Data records

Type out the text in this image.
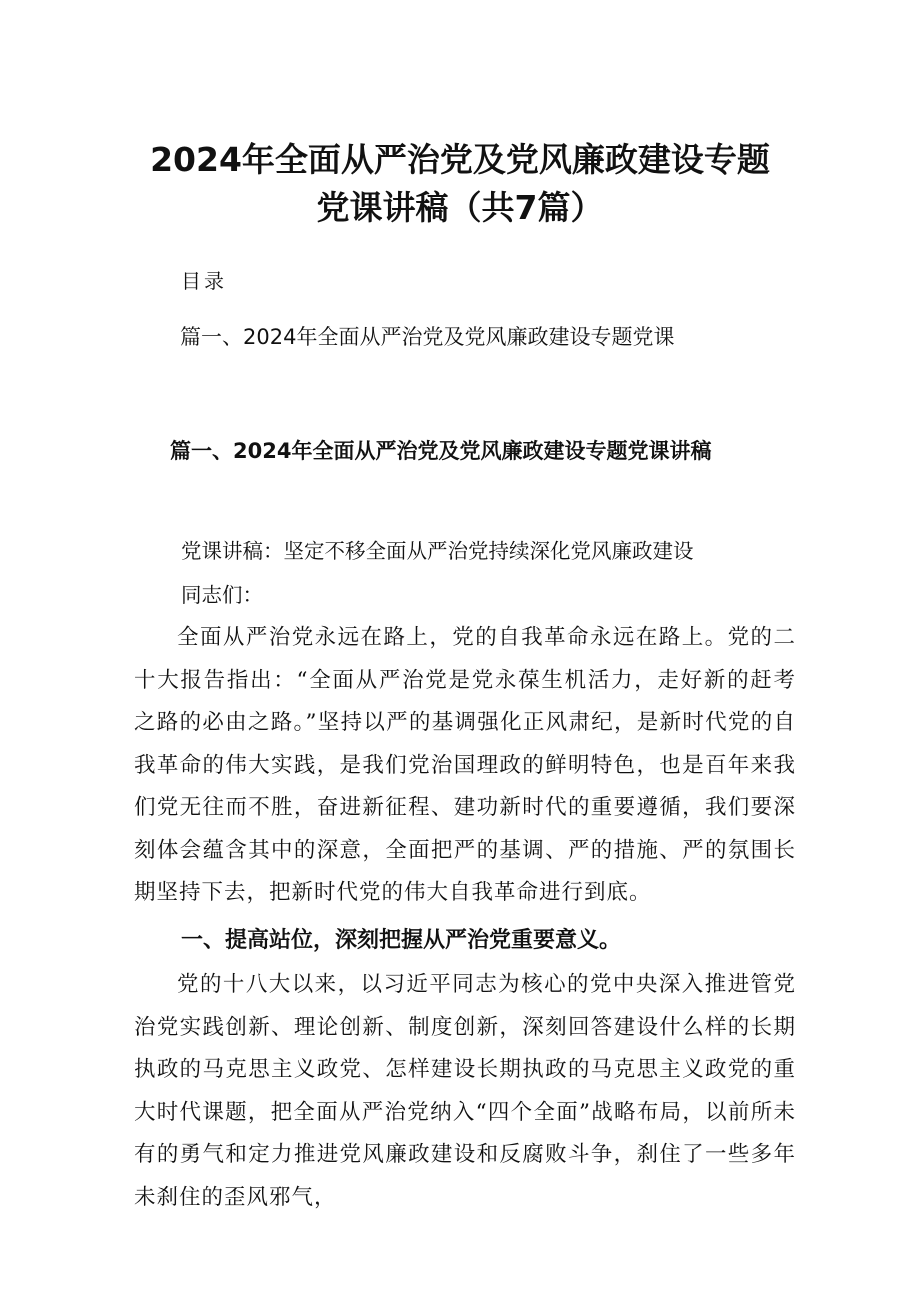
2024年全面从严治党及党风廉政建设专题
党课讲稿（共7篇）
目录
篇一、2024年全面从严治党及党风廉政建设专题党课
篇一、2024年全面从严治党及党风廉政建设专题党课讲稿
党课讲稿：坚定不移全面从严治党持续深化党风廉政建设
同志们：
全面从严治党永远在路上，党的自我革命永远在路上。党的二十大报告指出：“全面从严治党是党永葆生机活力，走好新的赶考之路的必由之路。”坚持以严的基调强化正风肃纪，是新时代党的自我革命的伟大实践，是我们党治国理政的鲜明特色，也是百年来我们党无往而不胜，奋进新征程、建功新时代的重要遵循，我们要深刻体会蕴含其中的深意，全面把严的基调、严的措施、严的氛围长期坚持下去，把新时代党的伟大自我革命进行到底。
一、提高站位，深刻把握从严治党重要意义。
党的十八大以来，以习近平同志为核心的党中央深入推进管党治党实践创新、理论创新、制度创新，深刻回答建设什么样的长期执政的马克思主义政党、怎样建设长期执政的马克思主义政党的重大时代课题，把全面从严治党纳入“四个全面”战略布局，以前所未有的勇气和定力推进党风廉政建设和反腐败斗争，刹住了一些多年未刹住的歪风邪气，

==

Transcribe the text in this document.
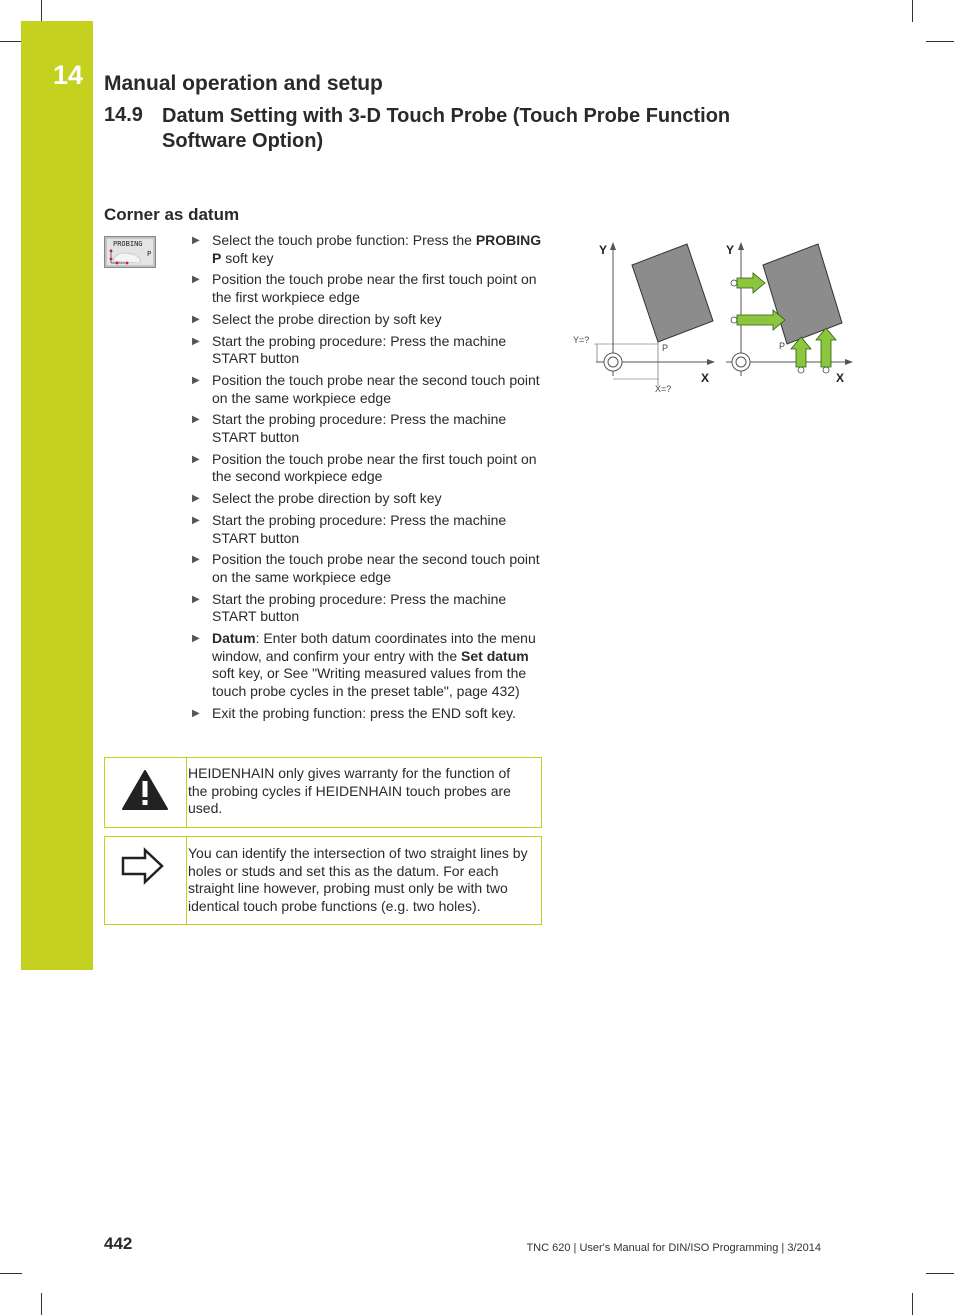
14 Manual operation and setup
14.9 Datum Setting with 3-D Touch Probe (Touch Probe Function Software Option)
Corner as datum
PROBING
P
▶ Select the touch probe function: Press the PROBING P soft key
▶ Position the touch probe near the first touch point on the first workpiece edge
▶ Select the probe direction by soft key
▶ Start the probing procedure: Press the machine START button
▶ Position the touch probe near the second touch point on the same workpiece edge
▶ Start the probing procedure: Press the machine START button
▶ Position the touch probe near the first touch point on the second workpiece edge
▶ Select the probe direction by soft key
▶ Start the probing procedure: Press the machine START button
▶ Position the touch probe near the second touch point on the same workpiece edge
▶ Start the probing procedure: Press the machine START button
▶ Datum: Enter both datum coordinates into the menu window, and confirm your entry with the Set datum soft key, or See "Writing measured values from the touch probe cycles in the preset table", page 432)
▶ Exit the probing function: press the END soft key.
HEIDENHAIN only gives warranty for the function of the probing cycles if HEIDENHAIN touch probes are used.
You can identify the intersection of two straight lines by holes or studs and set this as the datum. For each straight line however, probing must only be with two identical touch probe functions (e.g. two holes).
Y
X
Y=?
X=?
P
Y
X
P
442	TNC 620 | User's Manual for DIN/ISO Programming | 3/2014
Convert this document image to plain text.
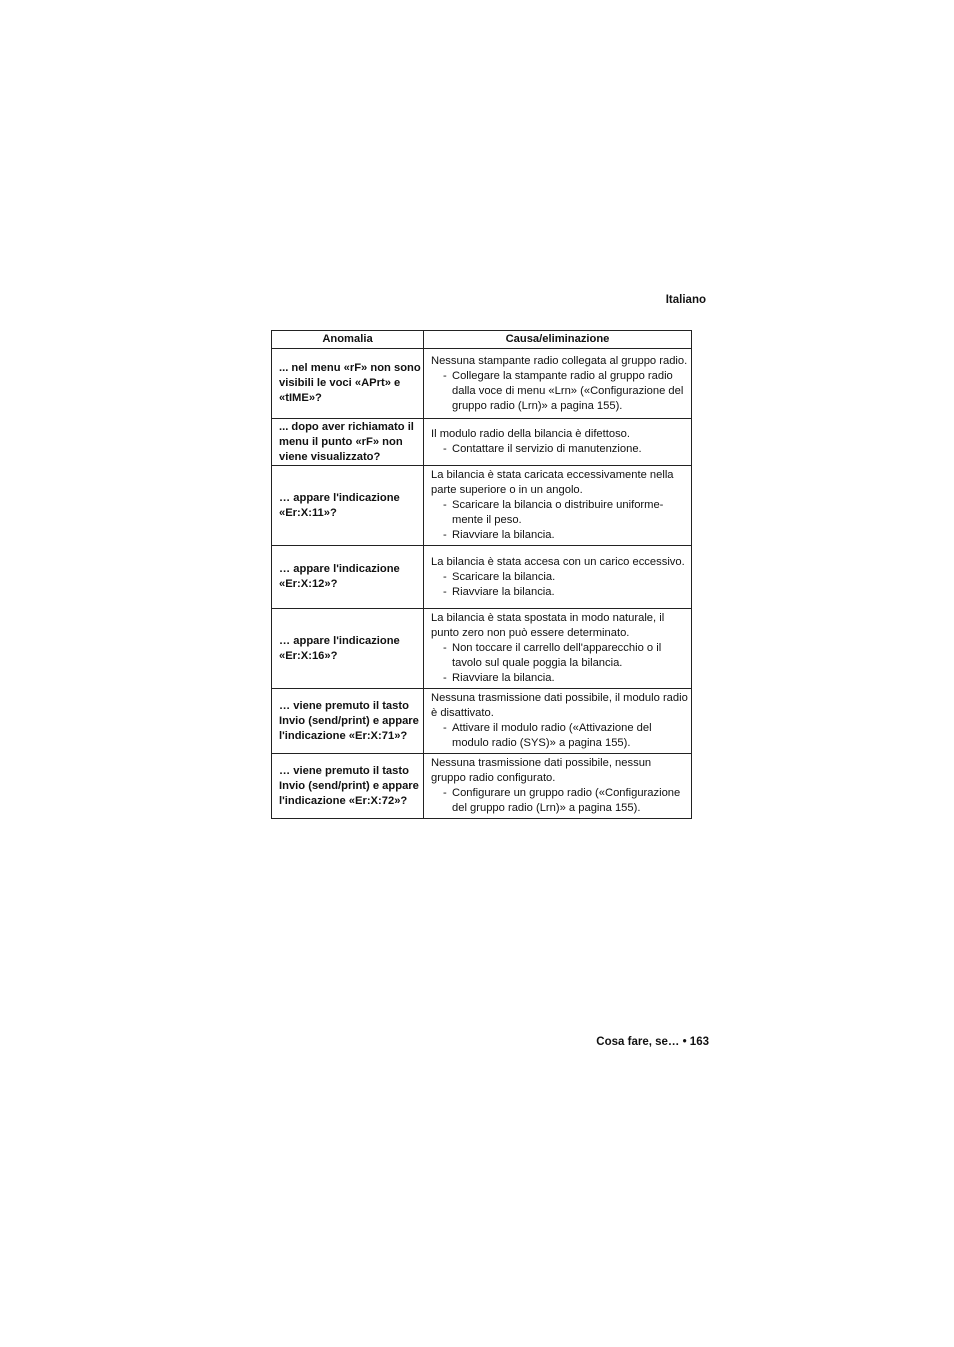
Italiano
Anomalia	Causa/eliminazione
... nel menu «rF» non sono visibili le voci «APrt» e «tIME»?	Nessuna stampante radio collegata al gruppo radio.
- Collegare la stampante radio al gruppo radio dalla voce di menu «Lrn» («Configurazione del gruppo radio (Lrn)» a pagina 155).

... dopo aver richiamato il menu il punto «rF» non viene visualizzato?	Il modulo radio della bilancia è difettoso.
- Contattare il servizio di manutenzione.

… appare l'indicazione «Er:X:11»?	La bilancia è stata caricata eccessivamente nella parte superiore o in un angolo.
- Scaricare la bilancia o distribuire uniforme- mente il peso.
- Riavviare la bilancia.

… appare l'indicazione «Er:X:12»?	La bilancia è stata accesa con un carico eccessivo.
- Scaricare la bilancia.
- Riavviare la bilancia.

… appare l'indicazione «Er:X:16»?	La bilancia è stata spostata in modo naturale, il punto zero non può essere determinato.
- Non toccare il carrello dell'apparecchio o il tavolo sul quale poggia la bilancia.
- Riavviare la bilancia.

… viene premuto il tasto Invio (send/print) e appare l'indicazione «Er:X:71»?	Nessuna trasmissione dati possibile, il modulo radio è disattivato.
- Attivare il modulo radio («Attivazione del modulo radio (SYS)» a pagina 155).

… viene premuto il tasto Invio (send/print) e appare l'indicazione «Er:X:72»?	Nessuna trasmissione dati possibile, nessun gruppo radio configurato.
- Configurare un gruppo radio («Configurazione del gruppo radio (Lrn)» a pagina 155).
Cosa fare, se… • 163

...

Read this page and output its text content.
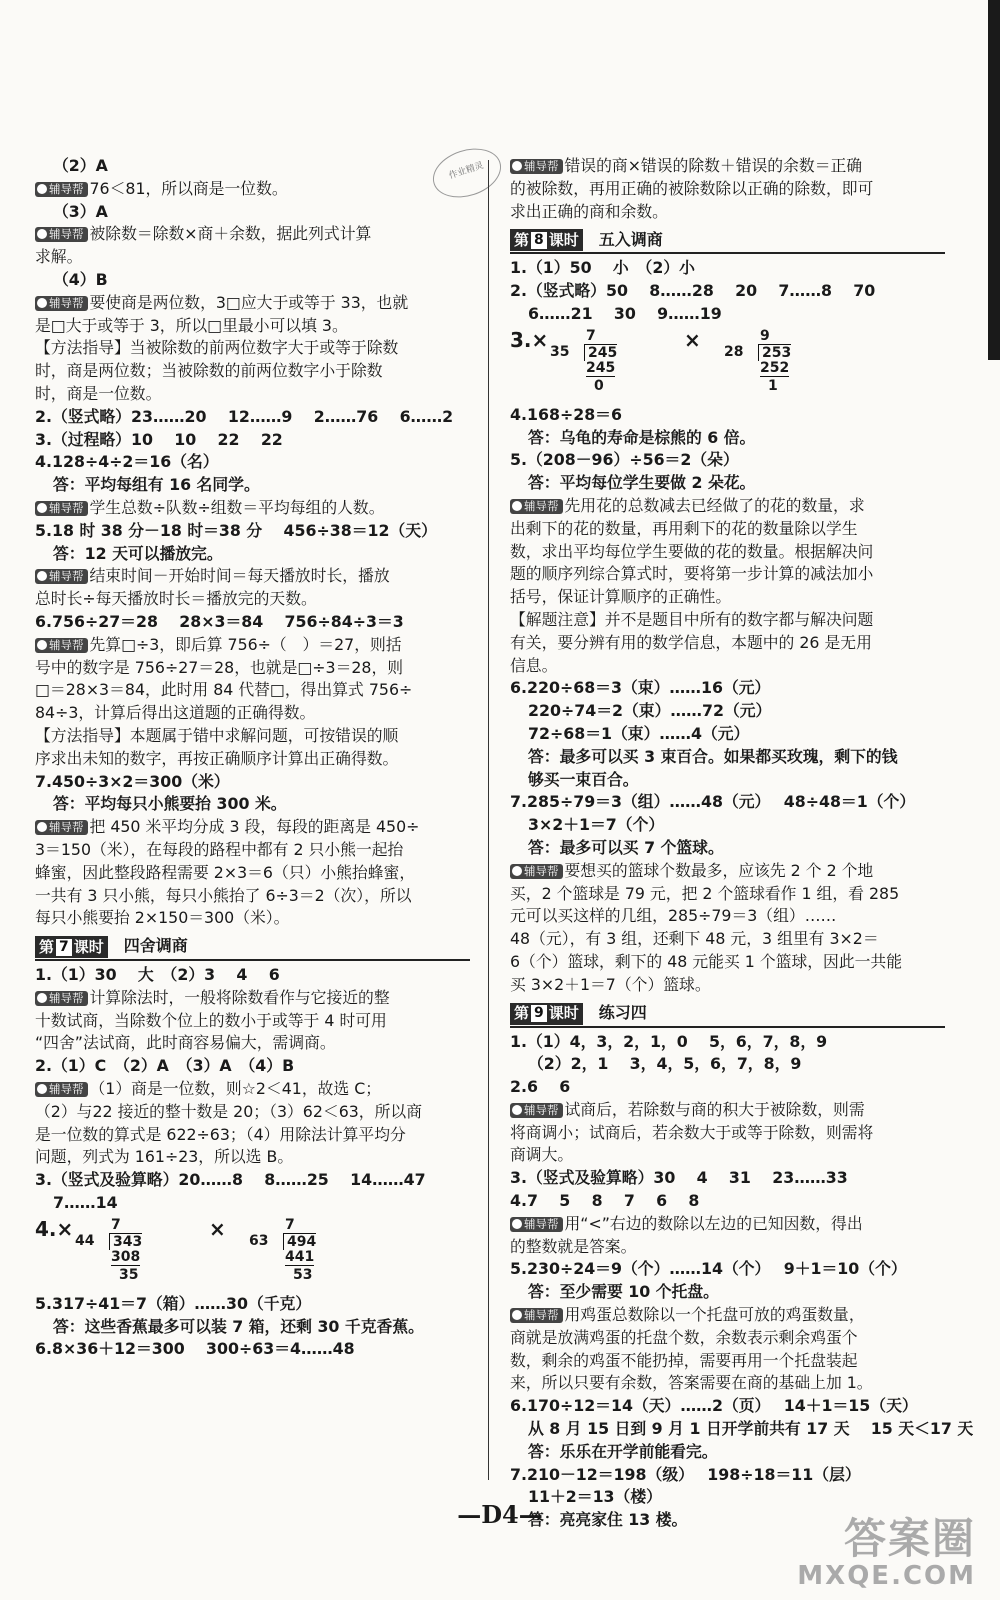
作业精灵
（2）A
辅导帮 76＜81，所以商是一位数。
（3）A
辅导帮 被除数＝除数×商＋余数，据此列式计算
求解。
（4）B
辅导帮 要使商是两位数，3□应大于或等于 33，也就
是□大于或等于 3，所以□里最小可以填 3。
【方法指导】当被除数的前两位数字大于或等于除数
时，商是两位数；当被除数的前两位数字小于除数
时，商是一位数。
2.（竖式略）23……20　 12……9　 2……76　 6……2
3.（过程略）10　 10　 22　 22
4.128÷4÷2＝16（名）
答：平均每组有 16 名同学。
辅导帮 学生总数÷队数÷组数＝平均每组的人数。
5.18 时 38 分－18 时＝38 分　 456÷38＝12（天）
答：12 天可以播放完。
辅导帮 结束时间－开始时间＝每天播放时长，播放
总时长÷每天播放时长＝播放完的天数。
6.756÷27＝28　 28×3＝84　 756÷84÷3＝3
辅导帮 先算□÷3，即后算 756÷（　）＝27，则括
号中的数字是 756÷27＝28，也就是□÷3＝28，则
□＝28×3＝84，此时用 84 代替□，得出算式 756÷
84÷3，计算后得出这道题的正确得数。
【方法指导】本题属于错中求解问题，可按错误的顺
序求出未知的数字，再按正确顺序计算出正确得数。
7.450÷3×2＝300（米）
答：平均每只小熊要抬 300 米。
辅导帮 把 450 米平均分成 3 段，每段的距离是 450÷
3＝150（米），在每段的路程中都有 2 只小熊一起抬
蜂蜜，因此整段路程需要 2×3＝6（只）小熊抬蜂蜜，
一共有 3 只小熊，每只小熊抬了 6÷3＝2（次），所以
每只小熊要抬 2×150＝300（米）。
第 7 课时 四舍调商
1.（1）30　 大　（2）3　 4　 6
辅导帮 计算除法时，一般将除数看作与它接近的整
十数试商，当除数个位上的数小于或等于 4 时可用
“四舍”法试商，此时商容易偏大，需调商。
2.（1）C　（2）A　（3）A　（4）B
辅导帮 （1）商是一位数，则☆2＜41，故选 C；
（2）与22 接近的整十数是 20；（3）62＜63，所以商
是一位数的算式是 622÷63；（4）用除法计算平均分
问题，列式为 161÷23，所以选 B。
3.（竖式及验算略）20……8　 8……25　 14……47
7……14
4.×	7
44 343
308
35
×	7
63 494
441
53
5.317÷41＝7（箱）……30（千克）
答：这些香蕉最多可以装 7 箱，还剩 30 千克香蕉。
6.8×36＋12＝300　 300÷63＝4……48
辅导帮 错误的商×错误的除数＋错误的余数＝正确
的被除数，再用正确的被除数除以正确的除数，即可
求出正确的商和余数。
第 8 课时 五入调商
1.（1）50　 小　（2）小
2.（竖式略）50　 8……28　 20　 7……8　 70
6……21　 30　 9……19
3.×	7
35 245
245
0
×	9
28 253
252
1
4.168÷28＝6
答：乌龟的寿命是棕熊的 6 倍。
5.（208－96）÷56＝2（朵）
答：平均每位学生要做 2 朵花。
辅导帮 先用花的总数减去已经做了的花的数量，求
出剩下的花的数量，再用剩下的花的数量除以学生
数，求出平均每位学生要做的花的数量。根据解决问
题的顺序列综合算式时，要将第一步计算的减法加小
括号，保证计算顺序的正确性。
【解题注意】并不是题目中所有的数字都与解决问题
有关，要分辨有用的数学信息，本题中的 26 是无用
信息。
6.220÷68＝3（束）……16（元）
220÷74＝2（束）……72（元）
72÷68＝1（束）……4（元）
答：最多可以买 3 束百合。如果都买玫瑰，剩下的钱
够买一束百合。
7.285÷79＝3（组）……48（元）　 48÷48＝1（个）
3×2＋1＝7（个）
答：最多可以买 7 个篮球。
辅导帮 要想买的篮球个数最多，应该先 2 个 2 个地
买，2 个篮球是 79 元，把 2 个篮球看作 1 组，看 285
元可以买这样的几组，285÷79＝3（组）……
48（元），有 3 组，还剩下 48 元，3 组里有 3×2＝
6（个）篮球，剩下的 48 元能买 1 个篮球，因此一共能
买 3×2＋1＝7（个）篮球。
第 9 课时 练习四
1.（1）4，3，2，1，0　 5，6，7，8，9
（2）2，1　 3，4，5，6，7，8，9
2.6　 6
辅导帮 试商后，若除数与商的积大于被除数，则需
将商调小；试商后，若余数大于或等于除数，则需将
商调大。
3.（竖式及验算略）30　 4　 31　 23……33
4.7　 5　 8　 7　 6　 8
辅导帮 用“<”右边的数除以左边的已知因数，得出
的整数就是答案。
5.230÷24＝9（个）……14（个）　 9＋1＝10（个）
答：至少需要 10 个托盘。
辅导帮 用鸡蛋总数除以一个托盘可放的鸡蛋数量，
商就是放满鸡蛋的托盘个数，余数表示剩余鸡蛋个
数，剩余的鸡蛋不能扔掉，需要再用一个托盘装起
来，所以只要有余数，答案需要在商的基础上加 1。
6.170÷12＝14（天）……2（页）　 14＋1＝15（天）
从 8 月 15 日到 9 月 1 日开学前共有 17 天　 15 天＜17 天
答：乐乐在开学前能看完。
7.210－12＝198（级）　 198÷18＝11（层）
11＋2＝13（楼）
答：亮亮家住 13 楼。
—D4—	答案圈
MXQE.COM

PROMPT>
From the records given above, copy all lines containing "tasto".

TASK RESPONSE>
… viene premuto il tasto Invio (send/print) e appare l'indicazione «Er:X:71»?	Nessuna trasmissione dati possibile, il modulo radio è disattivato.
… viene premuto il tasto Invio (send/print) e appare l'indicazione «Er:X:72»?	Nessuna trasmissione dati possibile, nessun gruppo radio configurato.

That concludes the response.